→ **EXTRACT TO READ**
--- START ---

On the latency side, because NVMe drives are attached directly to the CPU via PCIe, you get a latency reduction of 15 to 25 microseconds. That's a significant improvement for NAND SSDs, and it will be important for storage class memory drives that currently have average latency of six to eight microseconds, Hands said.
NVMe also doesn't require uncacheable or memory-mapped I/O register reads in the command commission or completion path, and a maximum of one MMIO register write is necessary in the command commission path, he added. This significantly reduces the latency overhead and will make it possible for new innovative drivers to take advantage of enhanced performance.

--- END ---

→ **EXTRACTED MATERIAL**
--- START ---

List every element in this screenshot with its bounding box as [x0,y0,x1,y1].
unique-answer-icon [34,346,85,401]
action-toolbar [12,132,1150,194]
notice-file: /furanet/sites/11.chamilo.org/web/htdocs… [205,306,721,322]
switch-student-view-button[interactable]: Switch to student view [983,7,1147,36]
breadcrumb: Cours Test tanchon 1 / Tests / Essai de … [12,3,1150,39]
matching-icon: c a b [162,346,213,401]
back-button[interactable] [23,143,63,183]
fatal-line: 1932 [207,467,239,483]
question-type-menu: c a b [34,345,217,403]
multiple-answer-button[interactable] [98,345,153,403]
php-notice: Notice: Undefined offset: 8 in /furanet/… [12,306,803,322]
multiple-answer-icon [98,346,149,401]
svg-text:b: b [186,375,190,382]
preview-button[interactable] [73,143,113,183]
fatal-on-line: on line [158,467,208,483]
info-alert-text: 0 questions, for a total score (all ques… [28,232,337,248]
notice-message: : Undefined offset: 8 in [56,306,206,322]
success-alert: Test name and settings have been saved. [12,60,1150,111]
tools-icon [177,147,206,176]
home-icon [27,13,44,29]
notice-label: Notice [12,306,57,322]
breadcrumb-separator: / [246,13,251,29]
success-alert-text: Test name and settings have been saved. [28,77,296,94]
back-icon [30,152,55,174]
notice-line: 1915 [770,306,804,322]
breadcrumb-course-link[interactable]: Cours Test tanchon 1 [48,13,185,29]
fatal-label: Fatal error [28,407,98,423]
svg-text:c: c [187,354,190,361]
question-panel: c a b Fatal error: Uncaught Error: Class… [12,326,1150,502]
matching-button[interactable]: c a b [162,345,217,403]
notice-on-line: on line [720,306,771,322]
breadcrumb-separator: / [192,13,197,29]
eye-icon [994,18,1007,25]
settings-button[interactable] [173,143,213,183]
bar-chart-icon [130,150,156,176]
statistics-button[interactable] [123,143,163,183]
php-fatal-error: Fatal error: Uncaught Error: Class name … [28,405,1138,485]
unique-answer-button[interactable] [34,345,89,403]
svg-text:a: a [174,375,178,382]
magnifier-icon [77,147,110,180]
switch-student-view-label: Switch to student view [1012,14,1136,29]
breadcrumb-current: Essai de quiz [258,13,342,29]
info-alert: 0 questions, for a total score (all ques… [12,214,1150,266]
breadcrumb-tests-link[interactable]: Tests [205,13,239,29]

--- END ---

→ **PROBLEMS TO WORK ON**
**1.** List every type of drive named in the passage on NVMe latency.
**2.** Decide whether each statement agrees with the passage on NVMe latency, and quote the words that decide it.
(a) NVMe drives are connected to the CPU through PCIe.
(b) Storage class memory drives currently have an average latency of 15 to 25 microseconds.
(c) NVMe needs no more than one MMIO register write in the command commission path.

→ **RESULTS OF THE EXERCISE**
**1.** NVMe drives, NAND SSDs, storage class memory drives

**2.**
(a) Yes: "NVMe drives are attached directly to the CPU via PCIe"
(b) No: "storage class memory drives that currently have average latency of six to eight microseconds"
(c) Yes: "a maximum of one MMIO register write is necessary in the command commission path"